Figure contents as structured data
----------------------------------------
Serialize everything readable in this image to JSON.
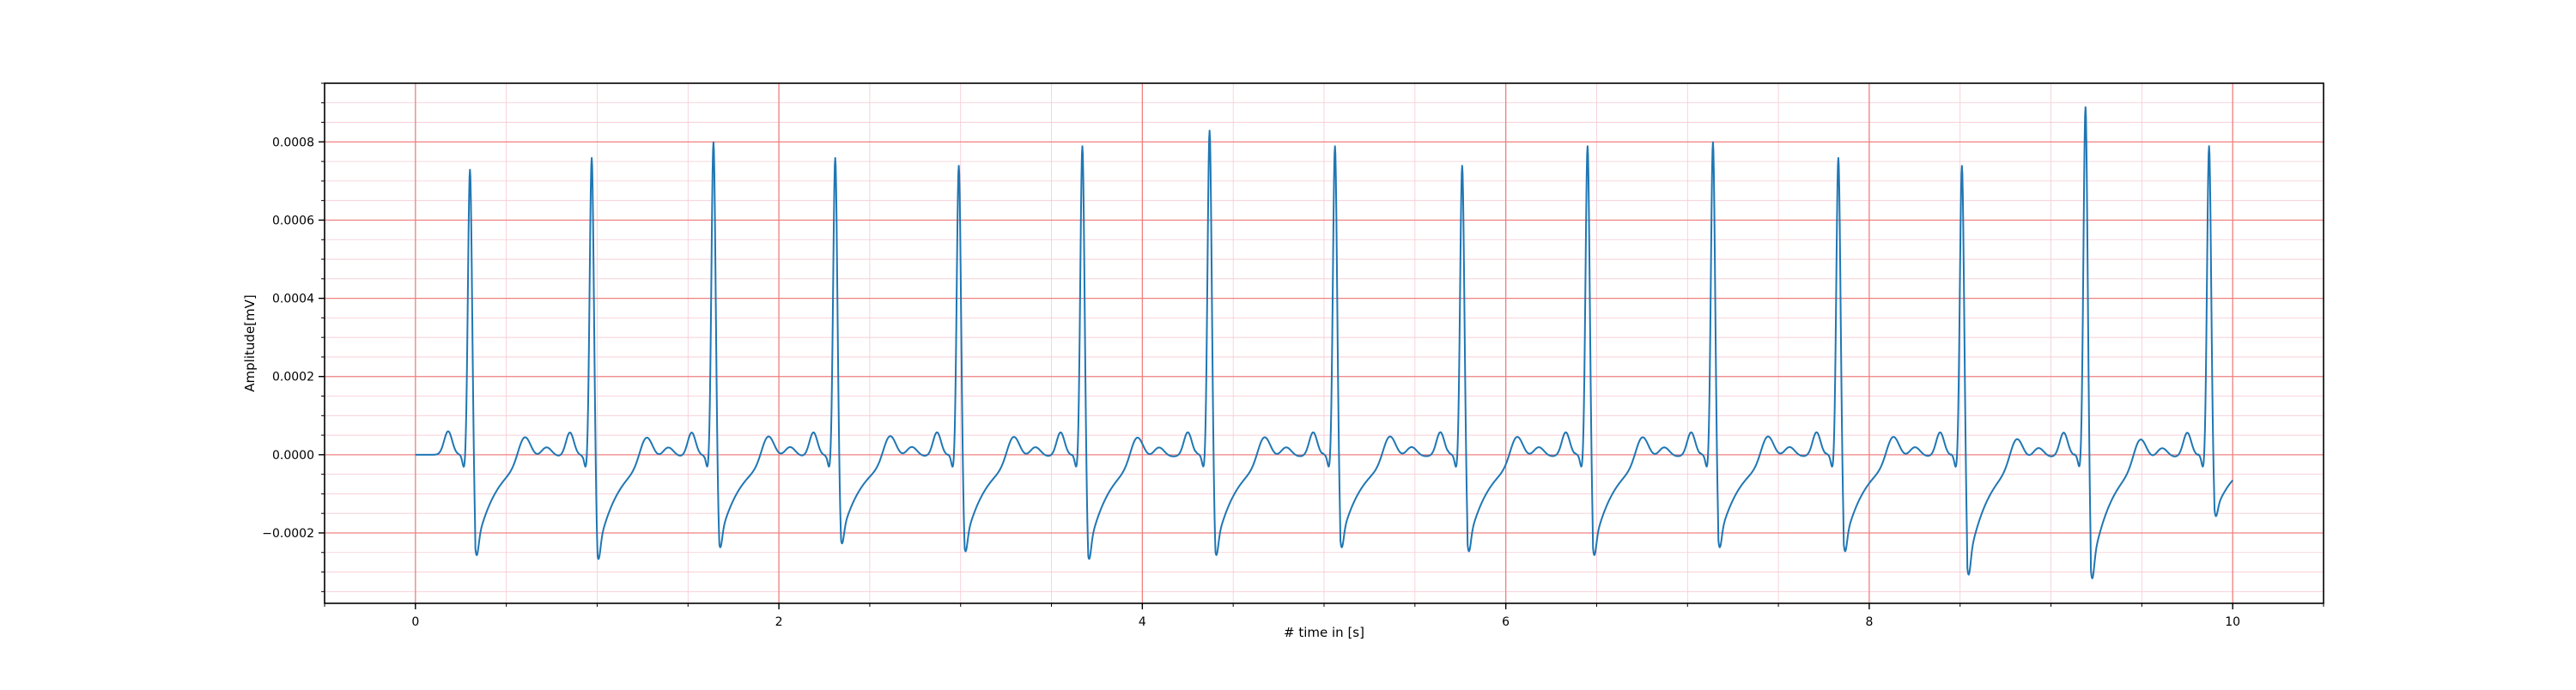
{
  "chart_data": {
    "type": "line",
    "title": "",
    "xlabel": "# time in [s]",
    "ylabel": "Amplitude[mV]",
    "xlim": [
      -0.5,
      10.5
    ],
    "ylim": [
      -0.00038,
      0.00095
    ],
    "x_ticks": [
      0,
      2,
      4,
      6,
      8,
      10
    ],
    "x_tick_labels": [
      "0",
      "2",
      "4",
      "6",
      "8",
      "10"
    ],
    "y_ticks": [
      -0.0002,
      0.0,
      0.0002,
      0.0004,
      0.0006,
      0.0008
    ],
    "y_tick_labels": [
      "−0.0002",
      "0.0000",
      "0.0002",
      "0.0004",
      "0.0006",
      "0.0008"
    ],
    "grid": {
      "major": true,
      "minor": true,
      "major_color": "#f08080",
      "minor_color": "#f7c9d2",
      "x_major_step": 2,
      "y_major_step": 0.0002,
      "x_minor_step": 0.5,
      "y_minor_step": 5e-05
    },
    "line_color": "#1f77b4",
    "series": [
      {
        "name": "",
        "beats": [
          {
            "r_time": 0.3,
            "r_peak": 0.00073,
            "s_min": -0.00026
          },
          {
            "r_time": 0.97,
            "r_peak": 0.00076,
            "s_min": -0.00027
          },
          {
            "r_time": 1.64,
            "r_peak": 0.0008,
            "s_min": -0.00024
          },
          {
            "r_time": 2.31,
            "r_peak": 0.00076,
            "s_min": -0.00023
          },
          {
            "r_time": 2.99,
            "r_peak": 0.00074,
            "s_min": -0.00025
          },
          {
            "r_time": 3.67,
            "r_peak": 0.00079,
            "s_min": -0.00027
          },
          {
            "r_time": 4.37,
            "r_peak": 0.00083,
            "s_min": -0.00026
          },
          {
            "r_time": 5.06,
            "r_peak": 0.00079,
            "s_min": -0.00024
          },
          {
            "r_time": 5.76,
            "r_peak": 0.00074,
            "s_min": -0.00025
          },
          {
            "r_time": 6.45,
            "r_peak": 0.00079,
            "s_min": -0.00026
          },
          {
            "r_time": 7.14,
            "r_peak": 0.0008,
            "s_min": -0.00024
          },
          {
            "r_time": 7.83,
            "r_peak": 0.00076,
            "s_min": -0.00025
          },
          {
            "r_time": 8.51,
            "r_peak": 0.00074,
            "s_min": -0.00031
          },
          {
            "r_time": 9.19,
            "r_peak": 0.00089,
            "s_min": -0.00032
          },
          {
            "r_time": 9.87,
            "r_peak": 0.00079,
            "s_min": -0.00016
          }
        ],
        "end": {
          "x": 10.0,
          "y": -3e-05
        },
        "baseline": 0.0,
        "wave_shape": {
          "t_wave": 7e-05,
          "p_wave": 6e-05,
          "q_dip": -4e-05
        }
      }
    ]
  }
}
----------------------------------------
> [Task prompt] Using the material above, retype each entry exactly and omit the pictures.

> [The result]
Serialize everything readable in this image to JSON.
{
  "chart_data": {
    "type": "line",
    "title": "",
    "xlabel": "# time in [s]",
    "ylabel": "Amplitude[mV]",
    "xlim": [
      -0.5,
      10.5
    ],
    "ylim": [
      -0.00038,
      0.00095
    ],
    "x_ticks": [
      0,
      2,
      4,
      6,
      8,
      10
    ],
    "x_tick_labels": [
      "0",
      "2",
      "4",
      "6",
      "8",
      "10"
    ],
    "y_ticks": [
      -0.0002,
      0.0,
      0.0002,
      0.0004,
      0.0006,
      0.0008
    ],
    "y_tick_labels": [
      "−0.0002",
      "0.0000",
      "0.0002",
      "0.0004",
      "0.0006",
      "0.0008"
    ],
    "grid": {
      "major": true,
      "minor": true,
      "major_color": "#f08080",
      "minor_color": "#f7c9d2",
      "x_major_step": 2,
      "y_major_step": 0.0002,
      "x_minor_step": 0.5,
      "y_minor_step": 5e-05
    },
    "line_color": "#1f77b4",
    "series": [
      {
        "name": "",
        "beats": [
          {
            "r_time": 0.3,
            "r_peak": 0.00073,
            "s_min": -0.00026
          },
          {
            "r_time": 0.97,
            "r_peak": 0.00076,
            "s_min": -0.00027
          },
          {
            "r_time": 1.64,
            "r_peak": 0.0008,
            "s_min": -0.00024
          },
          {
            "r_time": 2.31,
            "r_peak": 0.00076,
            "s_min": -0.00023
          },
          {
            "r_time": 2.99,
            "r_peak": 0.00074,
            "s_min": -0.00025
          },
          {
            "r_time": 3.67,
            "r_peak": 0.00079,
            "s_min": -0.00027
          },
          {
            "r_time": 4.37,
            "r_peak": 0.00083,
            "s_min": -0.00026
          },
          {
            "r_time": 5.06,
            "r_peak": 0.00079,
            "s_min": -0.00024
          },
          {
            "r_time": 5.76,
            "r_peak": 0.00074,
            "s_min": -0.00025
          },
          {
            "r_time": 6.45,
            "r_peak": 0.00079,
            "s_min": -0.00026
          },
          {
            "r_time": 7.14,
            "r_peak": 0.0008,
            "s_min": -0.00024
          },
          {
            "r_time": 7.83,
            "r_peak": 0.00076,
            "s_min": -0.00025
          },
          {
            "r_time": 8.51,
            "r_peak": 0.00074,
            "s_min": -0.00031
          },
          {
            "r_time": 9.19,
            "r_peak": 0.00089,
            "s_min": -0.00032
          },
          {
            "r_time": 9.87,
            "r_peak": 0.00079,
            "s_min": -0.00016
          }
        ],
        "end": {
          "x": 10.0,
          "y": -3e-05
        },
        "baseline": 0.0,
        "wave_shape": {
          "t_wave": 7e-05,
          "p_wave": 6e-05,
          "q_dip": -4e-05
        }
      }
    ]
  }
}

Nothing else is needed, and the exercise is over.